### Written exercise
Would you quote every entry exactly, dropping only the pictures?
•••
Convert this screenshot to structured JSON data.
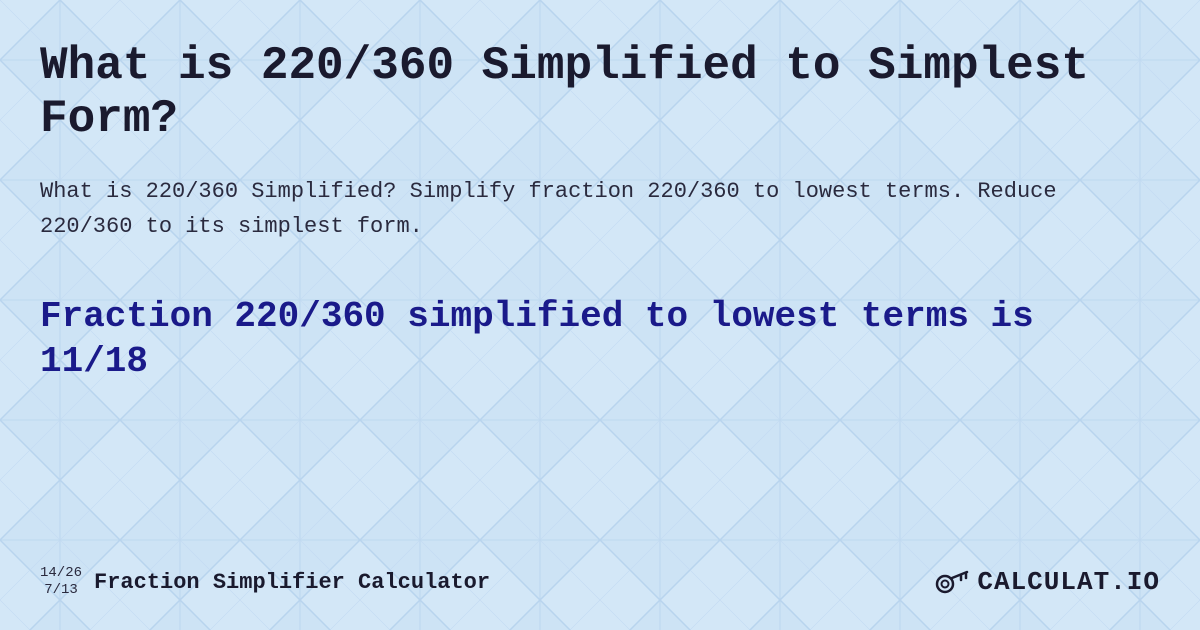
{
  "page": {
    "background_color": "#cce0f5",
    "title": "What is 220/360 Simplified to Simplest Form?",
    "description": "What is 220/360 Simplified? Simplify fraction 220/360 to lowest terms. Reduce 220/360 to its simplest form.",
    "result_label": "Fraction 220/360 simplified to lowest terms is 11/18",
    "footer": {
      "fraction_top": "14/26",
      "fraction_bottom": "7/13",
      "brand_name": "Fraction Simplifier Calculator",
      "logo_text": "CALCULAT.IO"
    }
  }
}
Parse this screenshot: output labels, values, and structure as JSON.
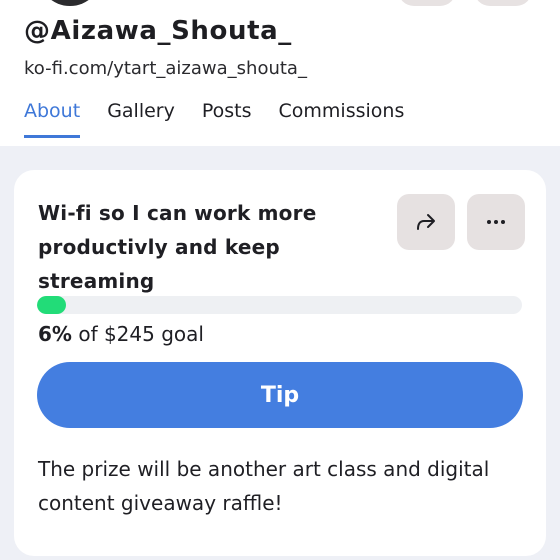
{
  "profile": {
    "username": "@Aizawa_Shouta_",
    "url": "ko-fi.com/ytart_aizawa_shouta_"
  },
  "tabs": [
    {
      "label": "About",
      "active": true
    },
    {
      "label": "Gallery",
      "active": false
    },
    {
      "label": "Posts",
      "active": false
    },
    {
      "label": "Commissions",
      "active": false
    }
  ],
  "goal": {
    "title": "Wi-fi so I can work more productivly and keep streaming",
    "progress_percent": 6,
    "progress_percent_label": "6%",
    "progress_suffix": " of $245 goal",
    "tip_label": "Tip",
    "description": "The prize will be another art class and digital content giveaway raffle!",
    "share_icon": "share-arrow-icon",
    "more_icon": "more-dots-icon"
  },
  "colors": {
    "accent": "#447ee0",
    "active_tab": "#3f78d8",
    "progress": "#22dc78",
    "background": "#eef0f6"
  }
}
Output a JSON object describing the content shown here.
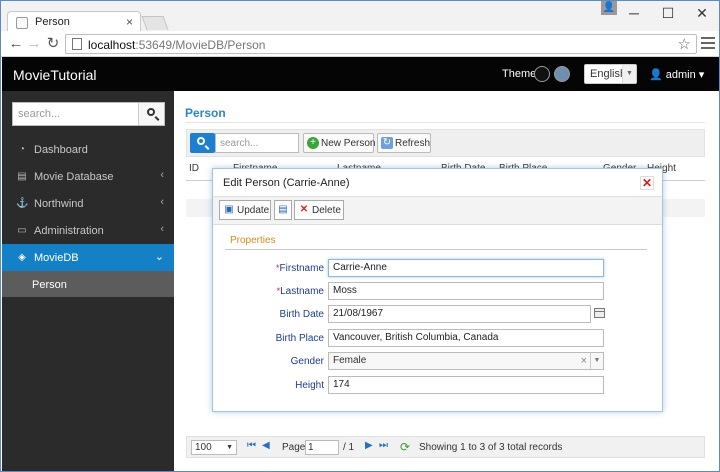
{
  "browser": {
    "tab_title": "Person",
    "tab_close": "×",
    "url_host": "localhost",
    "url_rest": ":53649/MovieDB/Person",
    "window_min": "─",
    "window_max": "☐",
    "window_close": "✕"
  },
  "app": {
    "brand": "MovieTutorial",
    "theme_label": "Theme",
    "language": "English",
    "user": "admin"
  },
  "sidebar": {
    "search_placeholder": "search...",
    "items": [
      {
        "label": "Dashboard",
        "icon": "dashboard-icon"
      },
      {
        "label": "Movie Database",
        "icon": "film-icon"
      },
      {
        "label": "Northwind",
        "icon": "anchor-icon"
      },
      {
        "label": "Administration",
        "icon": "monitor-icon"
      },
      {
        "label": "MovieDB",
        "icon": "layers-icon"
      }
    ],
    "sub_item": "Person"
  },
  "main": {
    "title": "Person",
    "search_placeholder": "search...",
    "new_button": "New Person",
    "refresh_button": "Refresh",
    "columns": [
      "ID",
      "Firstname",
      "Lastname",
      "Birth Date",
      "Birth Place",
      "Gender",
      "Height"
    ]
  },
  "pager": {
    "page_size": "100",
    "page_label": "Page",
    "page_value": "1",
    "page_total": "/ 1",
    "status": "Showing 1 to 3 of 3 total records"
  },
  "dialog": {
    "title": "Edit Person (Carrie-Anne)",
    "update_button": "Update",
    "delete_button": "Delete",
    "section": "Properties",
    "fields": {
      "firstname_label": "Firstname",
      "firstname_value": "Carrie-Anne",
      "lastname_label": "Lastname",
      "lastname_value": "Moss",
      "birthdate_label": "Birth Date",
      "birthdate_value": "21/08/1967",
      "birthplace_label": "Birth Place",
      "birthplace_value": "Vancouver, British Columbia, Canada",
      "gender_label": "Gender",
      "gender_value": "Female",
      "height_label": "Height",
      "height_value": "174"
    },
    "required_mark": "*"
  },
  "colors": {
    "accent": "#1481c7",
    "header_bg": "#050505",
    "sidebar_bg": "#2b2b2b",
    "title_blue": "#2e86c4",
    "section_orange": "#d98a1e"
  }
}
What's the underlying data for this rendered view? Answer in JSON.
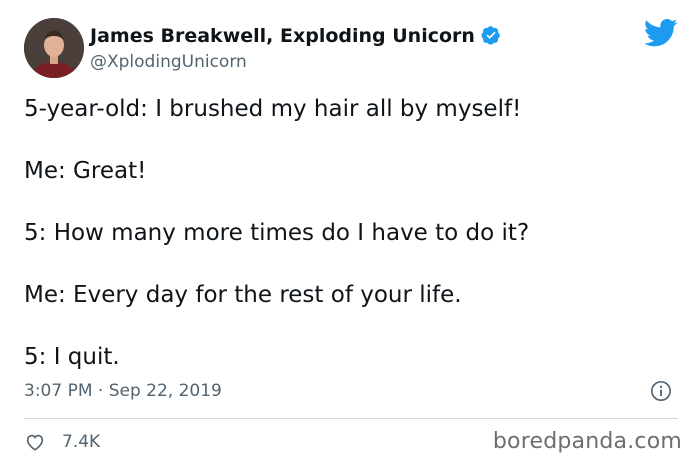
{
  "author": {
    "display_name": "James Breakwell, Exploding Unicorn",
    "handle": "@XplodingUnicorn",
    "avatar_icon": "profile-photo",
    "verified_icon": "verified-badge-icon"
  },
  "tweet": {
    "lines": [
      "5-year-old: I brushed my hair all by myself!",
      "Me: Great!",
      "5: How many more times do I have to do it?",
      "Me: Every day for the rest of your life.",
      "5: I quit."
    ],
    "timestamp": "3:07 PM · Sep 22, 2019"
  },
  "engagement": {
    "likes": "7.4K"
  },
  "watermark": "boredpanda.com",
  "colors": {
    "twitter_blue": "#1d9bf0",
    "secondary_text": "#536471",
    "divider": "#cfd9de"
  }
}
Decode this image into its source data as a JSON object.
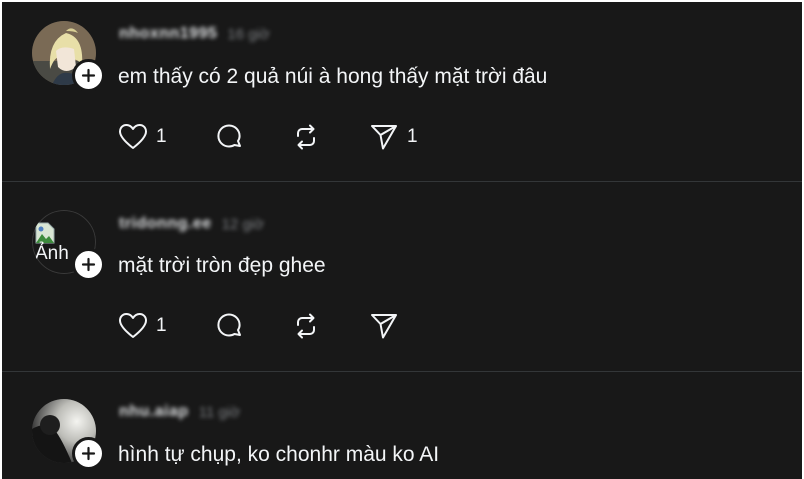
•••
### Exercise response
Convert this screenshot to structured JSON data.
{
  "page": {
    "background_color": "#cce0f5",
    "title": "What is 220/360 Simplified to Simplest Form?",
    "description": "What is 220/360 Simplified? Simplify fraction 220/360 to lowest terms. Reduce 220/360 to its simplest form.",
    "result_label": "Fraction 220/360 simplified to lowest terms is 11/18",
    "footer": {
      "fraction_top": "14/26",
      "fraction_bottom": "7/13",
      "brand_name": "Fraction Simplifier Calculator",
      "logo_text": "CALCULAT.IO"
    }
  }
}
Parse this screenshot: output labels, values, and structure as JSON.
{
  "profile": {
    "username": "@Aizawa_Shouta_",
    "url": "ko-fi.com/ytart_aizawa_shouta_"
  },
  "tabs": [
    {
      "label": "About",
      "active": true
    },
    {
      "label": "Gallery",
      "active": false
    },
    {
      "label": "Posts",
      "active": false
    },
    {
      "label": "Commissions",
      "active": false
    }
  ],
  "goal": {
    "title": "Wi-fi so I can work more productivly and keep streaming",
    "progress_percent": 6,
    "progress_percent_label": "6%",
    "progress_suffix": " of $245 goal",
    "tip_label": "Tip",
    "description": "The prize will be another art class and digital content giveaway raffle!",
    "share_icon": "share-arrow-icon",
    "more_icon": "more-dots-icon"
  },
  "colors": {
    "accent": "#447ee0",
    "active_tab": "#3f78d8",
    "progress": "#22dc78",
    "background": "#eef0f6"
  }
}
Output a JSON object describing the content shown here.
{
  "browser": {
    "tab_title": "Person",
    "tab_close": "×",
    "url_host": "localhost",
    "url_rest": ":53649/MovieDB/Person",
    "window_min": "─",
    "window_max": "☐",
    "window_close": "✕"
  },
  "app": {
    "brand": "MovieTutorial",
    "theme_label": "Theme",
    "language": "English",
    "user": "admin"
  },
  "sidebar": {
    "search_placeholder": "search...",
    "items": [
      {
        "label": "Dashboard",
        "icon": "dashboard-icon"
      },
      {
        "label": "Movie Database",
        "icon": "film-icon"
      },
      {
        "label": "Northwind",
        "icon": "anchor-icon"
      },
      {
        "label": "Administration",
        "icon": "monitor-icon"
      },
      {
        "label": "MovieDB",
        "icon": "layers-icon"
      }
    ],
    "sub_item": "Person"
  },
  "main": {
    "title": "Person",
    "search_placeholder": "search...",
    "new_button": "New Person",
    "refresh_button": "Refresh",
    "columns": [
      "ID",
      "Firstname",
      "Lastname",
      "Birth Date",
      "Birth Place",
      "Gender",
      "Height"
    ]
  },
  "pager": {
    "page_size": "100",
    "page_label": "Page",
    "page_value": "1",
    "page_total": "/ 1",
    "status": "Showing 1 to 3 of 3 total records"
  },
  "dialog": {
    "title": "Edit Person (Carrie-Anne)",
    "update_button": "Update",
    "delete_button": "Delete",
    "section": "Properties",
    "fields": {
      "firstname_label": "Firstname",
      "firstname_value": "Carrie-Anne",
      "lastname_label": "Lastname",
      "lastname_value": "Moss",
      "birthdate_label": "Birth Date",
      "birthdate_value": "21/08/1967",
      "birthplace_label": "Birth Place",
      "birthplace_value": "Vancouver, British Columbia, Canada",
      "gender_label": "Gender",
      "gender_value": "Female",
      "height_label": "Height",
      "height_value": "174"
    },
    "required_mark": "*"
  },
  "colors": {
    "accent": "#1481c7",
    "header_bg": "#050505",
    "sidebar_bg": "#2b2b2b",
    "title_blue": "#2e86c4",
    "section_orange": "#d98a1e"
  }
}
What's the underlying data for this rendered view? Answer in JSON.
{
  "author": {
    "display_name": "James Breakwell, Exploding Unicorn",
    "handle": "@XplodingUnicorn",
    "avatar_icon": "profile-photo",
    "verified_icon": "verified-badge-icon"
  },
  "tweet": {
    "lines": [
      "5-year-old: I brushed my hair all by myself!",
      "Me: Great!",
      "5: How many more times do I have to do it?",
      "Me: Every day for the rest of your life.",
      "5: I quit."
    ],
    "timestamp": "3:07 PM · Sep 22, 2019"
  },
  "engagement": {
    "likes": "7.4K"
  },
  "watermark": "boredpanda.com",
  "colors": {
    "twitter_blue": "#1d9bf0",
    "secondary_text": "#536471",
    "divider": "#cfd9de"
  }
}
Decode this image into its source data as a JSON object.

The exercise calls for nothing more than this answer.